_TASK STATEMENT_
Give every line back verbatim, dropping all images.

_SUPPLIED MATERIAL_
□ □ □
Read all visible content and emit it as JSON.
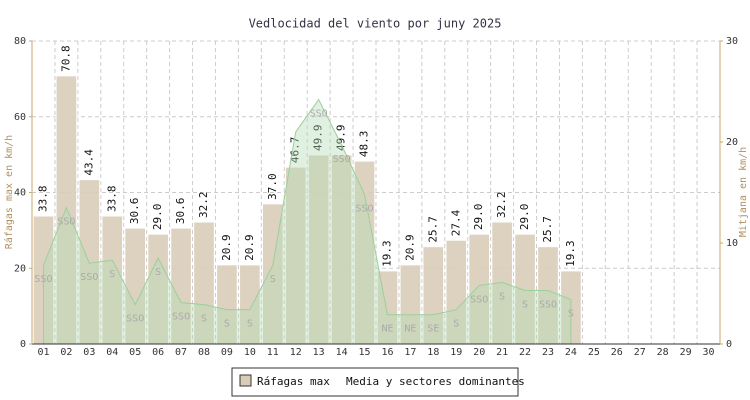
{
  "chart_data": {
    "type": "bar",
    "title": "Vedlocidad del viento por juny 2025",
    "ylabel": "Ráfagas max en km/h",
    "y2label": "Mitjana en km/h",
    "categories": [
      "01",
      "02",
      "03",
      "04",
      "05",
      "06",
      "07",
      "08",
      "09",
      "10",
      "11",
      "12",
      "13",
      "14",
      "15",
      "16",
      "17",
      "18",
      "19",
      "20",
      "21",
      "22",
      "23",
      "24",
      "25",
      "26",
      "27",
      "28",
      "29",
      "30"
    ],
    "series": [
      {
        "name": "Ráfagas max",
        "color": "#d9cdb8",
        "values": [
          33.8,
          70.8,
          43.4,
          33.8,
          30.6,
          29.0,
          30.6,
          32.2,
          20.9,
          20.9,
          37.0,
          46.7,
          49.9,
          49.9,
          48.3,
          19.3,
          20.9,
          25.7,
          27.4,
          29.0,
          32.2,
          29.0,
          25.7,
          19.3,
          null,
          null,
          null,
          null,
          null,
          null
        ],
        "value_labels": [
          "33.8",
          "70.8",
          "43.4",
          "33.8",
          "30.6",
          "29.0",
          "30.6",
          "32.2",
          "20.9",
          "20.9",
          "37.0",
          "46.7",
          "49.9",
          "49.9",
          "48.3",
          "19.3",
          "20.9",
          "25.7",
          "27.4",
          "29.0",
          "32.2",
          "29.0",
          "25.7",
          "19.3",
          null,
          null,
          null,
          null,
          null,
          null
        ]
      },
      {
        "name": "Media y sectores dominantes",
        "color": "#b5dcb5",
        "axis": "y2",
        "type": "area",
        "values": [
          7.8,
          13.5,
          8.0,
          8.3,
          3.9,
          8.5,
          4.1,
          3.9,
          3.4,
          3.4,
          7.8,
          21.0,
          24.2,
          19.7,
          14.8,
          2.9,
          2.9,
          2.9,
          3.4,
          5.8,
          6.1,
          5.3,
          5.3,
          4.4,
          null,
          null,
          null,
          null,
          null,
          null
        ],
        "point_labels": [
          "SSO",
          "SSO",
          "SSO",
          "S",
          "SSO",
          "S",
          "SSO",
          "S",
          "S",
          "S",
          "S",
          null,
          "SSO",
          "SSO",
          "SSO",
          "NE",
          "NE",
          "SE",
          "S",
          "SSO",
          "S",
          "S",
          "SSO",
          "S",
          null,
          null,
          null,
          null,
          null,
          null
        ]
      }
    ],
    "ylim": [
      0,
      80
    ],
    "yticks": [
      0,
      20,
      40,
      60,
      80
    ],
    "y2lim": [
      0,
      30
    ],
    "y2ticks": [
      0,
      10,
      20,
      30
    ],
    "grid": true,
    "legend": "bottom"
  }
}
□ □ □
_TASK SOLUTION_
Read all visible content and emit it as JSON.
{
  "chart_data": {
    "type": "bar",
    "title": "Vedlocidad del viento por juny 2025",
    "ylabel": "Ráfagas max en km/h",
    "y2label": "Mitjana en km/h",
    "categories": [
      "01",
      "02",
      "03",
      "04",
      "05",
      "06",
      "07",
      "08",
      "09",
      "10",
      "11",
      "12",
      "13",
      "14",
      "15",
      "16",
      "17",
      "18",
      "19",
      "20",
      "21",
      "22",
      "23",
      "24",
      "25",
      "26",
      "27",
      "28",
      "29",
      "30"
    ],
    "series": [
      {
        "name": "Ráfagas max",
        "color": "#d9cdb8",
        "values": [
          33.8,
          70.8,
          43.4,
          33.8,
          30.6,
          29.0,
          30.6,
          32.2,
          20.9,
          20.9,
          37.0,
          46.7,
          49.9,
          49.9,
          48.3,
          19.3,
          20.9,
          25.7,
          27.4,
          29.0,
          32.2,
          29.0,
          25.7,
          19.3,
          null,
          null,
          null,
          null,
          null,
          null
        ],
        "value_labels": [
          "33.8",
          "70.8",
          "43.4",
          "33.8",
          "30.6",
          "29.0",
          "30.6",
          "32.2",
          "20.9",
          "20.9",
          "37.0",
          "46.7",
          "49.9",
          "49.9",
          "48.3",
          "19.3",
          "20.9",
          "25.7",
          "27.4",
          "29.0",
          "32.2",
          "29.0",
          "25.7",
          "19.3",
          null,
          null,
          null,
          null,
          null,
          null
        ]
      },
      {
        "name": "Media y sectores dominantes",
        "color": "#b5dcb5",
        "axis": "y2",
        "type": "area",
        "values": [
          7.8,
          13.5,
          8.0,
          8.3,
          3.9,
          8.5,
          4.1,
          3.9,
          3.4,
          3.4,
          7.8,
          21.0,
          24.2,
          19.7,
          14.8,
          2.9,
          2.9,
          2.9,
          3.4,
          5.8,
          6.1,
          5.3,
          5.3,
          4.4,
          null,
          null,
          null,
          null,
          null,
          null
        ],
        "point_labels": [
          "SSO",
          "SSO",
          "SSO",
          "S",
          "SSO",
          "S",
          "SSO",
          "S",
          "S",
          "S",
          "S",
          null,
          "SSO",
          "SSO",
          "SSO",
          "NE",
          "NE",
          "SE",
          "S",
          "SSO",
          "S",
          "S",
          "SSO",
          "S",
          null,
          null,
          null,
          null,
          null,
          null
        ]
      }
    ],
    "ylim": [
      0,
      80
    ],
    "yticks": [
      0,
      20,
      40,
      60,
      80
    ],
    "y2lim": [
      0,
      30
    ],
    "y2ticks": [
      0,
      10,
      20,
      30
    ],
    "grid": true,
    "legend": "bottom"
  }
}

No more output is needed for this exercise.